▶ **DATASET ENTRIES**
════════════════════
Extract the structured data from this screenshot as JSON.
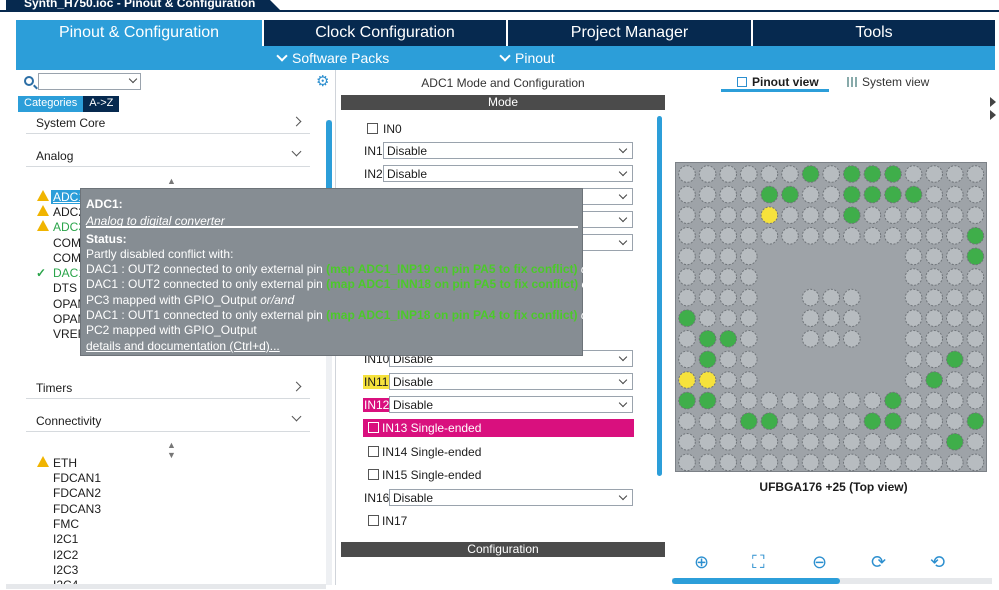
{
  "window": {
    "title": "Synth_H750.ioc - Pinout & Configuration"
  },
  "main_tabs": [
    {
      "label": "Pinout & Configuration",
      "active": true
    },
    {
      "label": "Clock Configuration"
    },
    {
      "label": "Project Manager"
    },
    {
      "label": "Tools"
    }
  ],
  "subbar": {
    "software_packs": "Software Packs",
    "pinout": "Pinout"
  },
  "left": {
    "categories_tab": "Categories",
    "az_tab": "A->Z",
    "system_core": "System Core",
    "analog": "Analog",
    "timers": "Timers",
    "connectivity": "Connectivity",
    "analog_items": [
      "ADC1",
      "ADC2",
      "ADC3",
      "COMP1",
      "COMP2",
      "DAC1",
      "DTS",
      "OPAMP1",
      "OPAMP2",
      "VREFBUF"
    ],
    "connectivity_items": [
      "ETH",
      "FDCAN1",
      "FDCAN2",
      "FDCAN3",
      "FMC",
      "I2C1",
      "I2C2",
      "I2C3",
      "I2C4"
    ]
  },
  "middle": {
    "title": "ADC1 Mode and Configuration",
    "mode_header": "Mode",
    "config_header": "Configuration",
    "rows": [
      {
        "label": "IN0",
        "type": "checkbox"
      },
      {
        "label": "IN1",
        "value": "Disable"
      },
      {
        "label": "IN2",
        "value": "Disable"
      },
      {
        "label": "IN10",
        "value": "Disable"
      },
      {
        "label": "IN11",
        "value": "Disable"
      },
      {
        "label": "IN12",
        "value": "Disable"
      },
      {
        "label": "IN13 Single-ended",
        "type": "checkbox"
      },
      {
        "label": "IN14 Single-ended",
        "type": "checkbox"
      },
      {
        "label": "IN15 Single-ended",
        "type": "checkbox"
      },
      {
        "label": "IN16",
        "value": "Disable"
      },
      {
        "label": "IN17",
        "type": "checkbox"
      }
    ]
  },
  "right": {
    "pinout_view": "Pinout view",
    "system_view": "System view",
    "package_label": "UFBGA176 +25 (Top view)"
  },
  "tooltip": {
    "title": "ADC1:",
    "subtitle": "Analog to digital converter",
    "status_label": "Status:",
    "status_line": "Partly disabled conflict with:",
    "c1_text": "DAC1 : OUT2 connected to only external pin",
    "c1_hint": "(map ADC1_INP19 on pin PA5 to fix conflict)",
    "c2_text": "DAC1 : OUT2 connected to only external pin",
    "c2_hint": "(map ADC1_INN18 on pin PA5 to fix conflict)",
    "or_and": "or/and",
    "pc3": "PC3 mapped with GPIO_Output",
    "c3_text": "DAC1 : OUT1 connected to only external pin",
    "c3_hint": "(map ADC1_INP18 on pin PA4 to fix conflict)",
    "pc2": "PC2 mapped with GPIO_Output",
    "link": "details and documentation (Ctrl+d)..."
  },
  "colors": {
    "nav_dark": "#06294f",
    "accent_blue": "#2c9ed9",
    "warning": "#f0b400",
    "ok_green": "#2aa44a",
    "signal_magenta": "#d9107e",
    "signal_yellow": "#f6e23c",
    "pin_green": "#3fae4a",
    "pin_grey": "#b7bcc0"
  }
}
════════════════════
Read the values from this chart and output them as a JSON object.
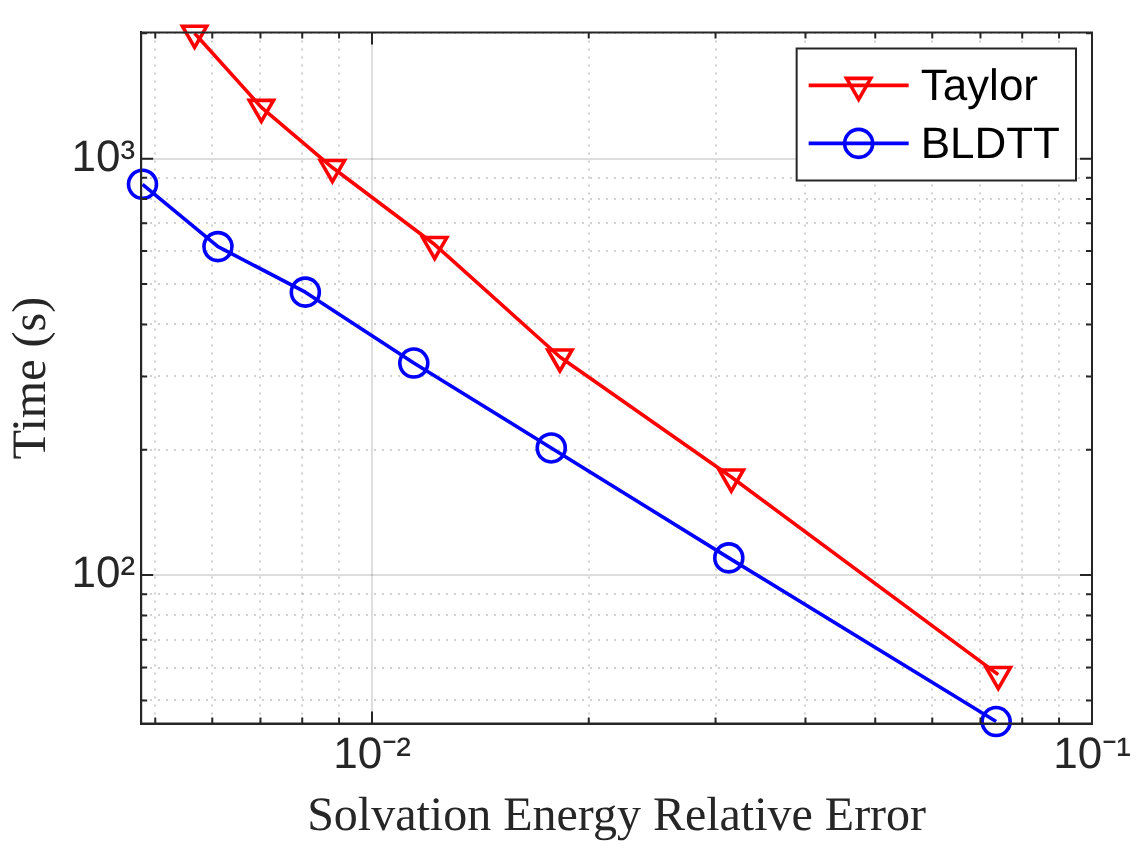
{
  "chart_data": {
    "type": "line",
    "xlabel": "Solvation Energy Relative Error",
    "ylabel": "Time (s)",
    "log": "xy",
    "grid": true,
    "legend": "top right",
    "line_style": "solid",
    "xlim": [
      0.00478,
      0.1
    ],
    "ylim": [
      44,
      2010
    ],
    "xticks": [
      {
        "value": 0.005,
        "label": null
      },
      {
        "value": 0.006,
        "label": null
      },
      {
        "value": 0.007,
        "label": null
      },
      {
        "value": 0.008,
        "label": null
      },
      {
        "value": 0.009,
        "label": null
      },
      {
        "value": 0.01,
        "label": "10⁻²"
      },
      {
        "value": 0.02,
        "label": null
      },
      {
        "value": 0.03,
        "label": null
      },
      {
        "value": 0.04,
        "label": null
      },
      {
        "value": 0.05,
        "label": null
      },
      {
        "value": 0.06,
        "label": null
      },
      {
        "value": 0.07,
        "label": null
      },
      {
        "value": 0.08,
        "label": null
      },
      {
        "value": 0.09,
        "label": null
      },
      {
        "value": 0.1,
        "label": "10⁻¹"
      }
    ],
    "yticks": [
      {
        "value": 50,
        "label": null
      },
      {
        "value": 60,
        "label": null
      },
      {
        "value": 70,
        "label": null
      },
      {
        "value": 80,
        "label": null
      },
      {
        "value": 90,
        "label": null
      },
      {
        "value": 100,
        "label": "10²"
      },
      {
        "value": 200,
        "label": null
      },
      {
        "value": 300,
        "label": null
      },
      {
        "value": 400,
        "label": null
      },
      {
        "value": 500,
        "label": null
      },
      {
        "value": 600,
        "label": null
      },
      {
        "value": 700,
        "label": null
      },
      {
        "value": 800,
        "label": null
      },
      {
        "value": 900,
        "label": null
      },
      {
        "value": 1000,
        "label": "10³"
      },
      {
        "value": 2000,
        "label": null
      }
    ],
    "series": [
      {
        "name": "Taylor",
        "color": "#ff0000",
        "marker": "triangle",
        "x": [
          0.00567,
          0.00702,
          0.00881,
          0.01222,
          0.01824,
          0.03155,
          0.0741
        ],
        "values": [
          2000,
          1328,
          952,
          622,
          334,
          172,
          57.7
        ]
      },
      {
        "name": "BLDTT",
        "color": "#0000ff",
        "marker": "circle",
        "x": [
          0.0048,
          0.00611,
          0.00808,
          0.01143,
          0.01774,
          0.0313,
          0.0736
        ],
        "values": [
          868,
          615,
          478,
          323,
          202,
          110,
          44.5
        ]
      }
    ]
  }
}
════════════════════
▶ **WHAT IS ASKED**
From the data above, pick out each line containing "connected" and copy it.

▶ **RESULT OF THE EXERCISE**
    "c1_text": "DAC1 : OUT2 connected to only external pin",
    "c2_text": "DAC1 : OUT2 connected to only external pin",
    "c3_text": "DAC1 : OUT1 connected to only external pin",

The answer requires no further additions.